> EXTRACTED RECORDS:
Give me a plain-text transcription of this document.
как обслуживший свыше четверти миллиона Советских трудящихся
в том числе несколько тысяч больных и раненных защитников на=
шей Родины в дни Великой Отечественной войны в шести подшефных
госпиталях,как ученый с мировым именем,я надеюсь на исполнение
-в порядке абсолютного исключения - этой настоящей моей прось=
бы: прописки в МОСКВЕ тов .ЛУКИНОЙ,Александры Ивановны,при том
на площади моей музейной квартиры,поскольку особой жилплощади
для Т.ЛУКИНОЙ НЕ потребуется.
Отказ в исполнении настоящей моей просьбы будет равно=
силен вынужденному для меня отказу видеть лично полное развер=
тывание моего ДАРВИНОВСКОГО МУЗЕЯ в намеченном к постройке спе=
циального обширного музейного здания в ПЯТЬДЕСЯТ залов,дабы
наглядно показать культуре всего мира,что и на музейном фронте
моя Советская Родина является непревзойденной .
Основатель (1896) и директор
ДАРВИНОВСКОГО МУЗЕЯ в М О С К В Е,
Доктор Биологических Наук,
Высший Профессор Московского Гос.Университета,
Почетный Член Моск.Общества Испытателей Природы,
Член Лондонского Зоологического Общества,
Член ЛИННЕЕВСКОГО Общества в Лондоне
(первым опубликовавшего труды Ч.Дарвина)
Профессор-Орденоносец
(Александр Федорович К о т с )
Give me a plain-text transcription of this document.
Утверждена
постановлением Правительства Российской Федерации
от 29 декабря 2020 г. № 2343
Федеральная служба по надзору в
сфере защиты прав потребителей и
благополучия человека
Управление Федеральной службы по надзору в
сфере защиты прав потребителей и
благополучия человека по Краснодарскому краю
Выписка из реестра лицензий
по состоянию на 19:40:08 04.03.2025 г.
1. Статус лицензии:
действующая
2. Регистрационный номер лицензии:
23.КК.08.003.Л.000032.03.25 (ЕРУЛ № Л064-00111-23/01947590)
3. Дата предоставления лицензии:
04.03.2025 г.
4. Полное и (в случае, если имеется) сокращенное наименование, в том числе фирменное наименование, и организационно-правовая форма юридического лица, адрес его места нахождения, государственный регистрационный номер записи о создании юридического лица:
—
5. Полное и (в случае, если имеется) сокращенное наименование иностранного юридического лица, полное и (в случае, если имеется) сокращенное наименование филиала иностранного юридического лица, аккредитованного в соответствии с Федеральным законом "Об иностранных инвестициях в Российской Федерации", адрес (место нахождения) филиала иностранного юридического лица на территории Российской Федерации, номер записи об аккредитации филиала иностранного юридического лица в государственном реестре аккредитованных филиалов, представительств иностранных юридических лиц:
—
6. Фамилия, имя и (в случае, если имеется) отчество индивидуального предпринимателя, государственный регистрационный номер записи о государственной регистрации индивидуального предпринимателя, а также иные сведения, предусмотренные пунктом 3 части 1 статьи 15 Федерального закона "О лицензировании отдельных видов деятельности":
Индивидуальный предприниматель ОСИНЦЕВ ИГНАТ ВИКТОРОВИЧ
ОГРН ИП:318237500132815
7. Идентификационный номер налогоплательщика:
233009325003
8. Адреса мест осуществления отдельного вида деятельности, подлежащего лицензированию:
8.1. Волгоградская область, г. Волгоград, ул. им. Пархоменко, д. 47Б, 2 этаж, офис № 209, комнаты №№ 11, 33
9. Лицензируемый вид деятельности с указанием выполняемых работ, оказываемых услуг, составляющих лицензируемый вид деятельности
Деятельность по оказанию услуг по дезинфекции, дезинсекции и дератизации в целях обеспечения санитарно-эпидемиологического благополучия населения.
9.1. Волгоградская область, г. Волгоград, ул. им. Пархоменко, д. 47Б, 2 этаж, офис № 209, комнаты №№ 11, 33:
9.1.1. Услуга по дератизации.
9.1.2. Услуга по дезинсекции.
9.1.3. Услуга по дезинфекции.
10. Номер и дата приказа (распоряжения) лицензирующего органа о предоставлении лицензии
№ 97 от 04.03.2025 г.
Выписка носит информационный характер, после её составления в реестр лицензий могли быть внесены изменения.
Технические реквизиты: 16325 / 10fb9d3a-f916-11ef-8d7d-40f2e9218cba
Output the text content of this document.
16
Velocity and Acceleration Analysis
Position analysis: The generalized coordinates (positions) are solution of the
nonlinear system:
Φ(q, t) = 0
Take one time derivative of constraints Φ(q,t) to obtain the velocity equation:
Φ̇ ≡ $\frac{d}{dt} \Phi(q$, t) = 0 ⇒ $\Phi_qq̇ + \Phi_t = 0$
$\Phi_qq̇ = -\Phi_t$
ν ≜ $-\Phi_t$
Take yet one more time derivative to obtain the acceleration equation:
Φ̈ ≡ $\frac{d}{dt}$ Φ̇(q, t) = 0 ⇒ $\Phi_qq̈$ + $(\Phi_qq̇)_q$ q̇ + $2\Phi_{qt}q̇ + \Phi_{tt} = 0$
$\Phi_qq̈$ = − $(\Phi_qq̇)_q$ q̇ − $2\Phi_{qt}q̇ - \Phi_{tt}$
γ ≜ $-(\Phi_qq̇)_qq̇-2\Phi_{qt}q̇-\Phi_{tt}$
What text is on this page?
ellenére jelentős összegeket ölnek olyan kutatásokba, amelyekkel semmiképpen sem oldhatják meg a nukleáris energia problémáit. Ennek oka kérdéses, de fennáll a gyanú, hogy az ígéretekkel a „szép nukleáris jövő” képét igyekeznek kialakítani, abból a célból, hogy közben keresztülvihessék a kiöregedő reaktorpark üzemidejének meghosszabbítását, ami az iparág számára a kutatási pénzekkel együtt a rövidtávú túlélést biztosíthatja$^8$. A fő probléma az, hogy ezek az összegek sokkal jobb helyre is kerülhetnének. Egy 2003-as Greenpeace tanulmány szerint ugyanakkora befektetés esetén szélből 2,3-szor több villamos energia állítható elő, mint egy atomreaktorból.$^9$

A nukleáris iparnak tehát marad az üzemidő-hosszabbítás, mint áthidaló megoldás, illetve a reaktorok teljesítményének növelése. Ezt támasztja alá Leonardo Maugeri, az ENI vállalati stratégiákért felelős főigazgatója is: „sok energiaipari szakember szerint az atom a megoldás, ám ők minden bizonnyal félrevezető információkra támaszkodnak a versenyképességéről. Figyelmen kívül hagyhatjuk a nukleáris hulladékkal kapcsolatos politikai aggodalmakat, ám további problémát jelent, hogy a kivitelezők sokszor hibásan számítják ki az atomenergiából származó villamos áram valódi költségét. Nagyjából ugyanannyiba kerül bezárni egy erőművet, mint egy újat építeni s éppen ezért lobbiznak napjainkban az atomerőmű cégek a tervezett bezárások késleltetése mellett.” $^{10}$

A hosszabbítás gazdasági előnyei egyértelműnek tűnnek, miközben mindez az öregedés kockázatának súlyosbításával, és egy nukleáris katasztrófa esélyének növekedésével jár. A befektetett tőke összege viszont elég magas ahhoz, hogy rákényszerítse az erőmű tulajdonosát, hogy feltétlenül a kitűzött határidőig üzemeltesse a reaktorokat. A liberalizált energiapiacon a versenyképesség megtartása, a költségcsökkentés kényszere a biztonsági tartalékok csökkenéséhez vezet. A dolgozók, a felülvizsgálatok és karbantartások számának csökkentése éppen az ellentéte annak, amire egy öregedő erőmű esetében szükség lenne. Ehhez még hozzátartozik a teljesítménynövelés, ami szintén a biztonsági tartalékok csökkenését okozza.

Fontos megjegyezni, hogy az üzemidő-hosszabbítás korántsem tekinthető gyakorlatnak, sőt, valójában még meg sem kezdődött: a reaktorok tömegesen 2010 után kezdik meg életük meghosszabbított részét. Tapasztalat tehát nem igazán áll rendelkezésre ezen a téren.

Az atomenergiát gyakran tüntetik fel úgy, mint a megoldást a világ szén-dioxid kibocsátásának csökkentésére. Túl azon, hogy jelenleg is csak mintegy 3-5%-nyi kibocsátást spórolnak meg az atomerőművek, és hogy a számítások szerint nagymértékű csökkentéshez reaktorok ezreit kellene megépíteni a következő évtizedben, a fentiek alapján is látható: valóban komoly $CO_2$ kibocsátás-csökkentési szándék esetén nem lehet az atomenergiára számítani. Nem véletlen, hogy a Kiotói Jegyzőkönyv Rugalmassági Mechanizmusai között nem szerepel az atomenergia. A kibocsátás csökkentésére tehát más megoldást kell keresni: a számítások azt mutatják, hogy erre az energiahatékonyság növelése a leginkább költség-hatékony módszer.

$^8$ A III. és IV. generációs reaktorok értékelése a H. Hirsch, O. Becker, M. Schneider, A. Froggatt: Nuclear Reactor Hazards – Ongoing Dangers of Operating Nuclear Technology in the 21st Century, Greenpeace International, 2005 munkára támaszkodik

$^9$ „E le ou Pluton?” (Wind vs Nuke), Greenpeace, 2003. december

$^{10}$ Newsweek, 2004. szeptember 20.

> SHORT EXERCISE:
Look through the data above. Each line containing the word "Общества" needs to be copied.

> EXERCISE OUTPUT:
Почетный Член Моск.Общества Испытателей Природы,
Член Лондонского Зоологического Общества,
Член ЛИННЕЕВСКОГО Общества в Лондоне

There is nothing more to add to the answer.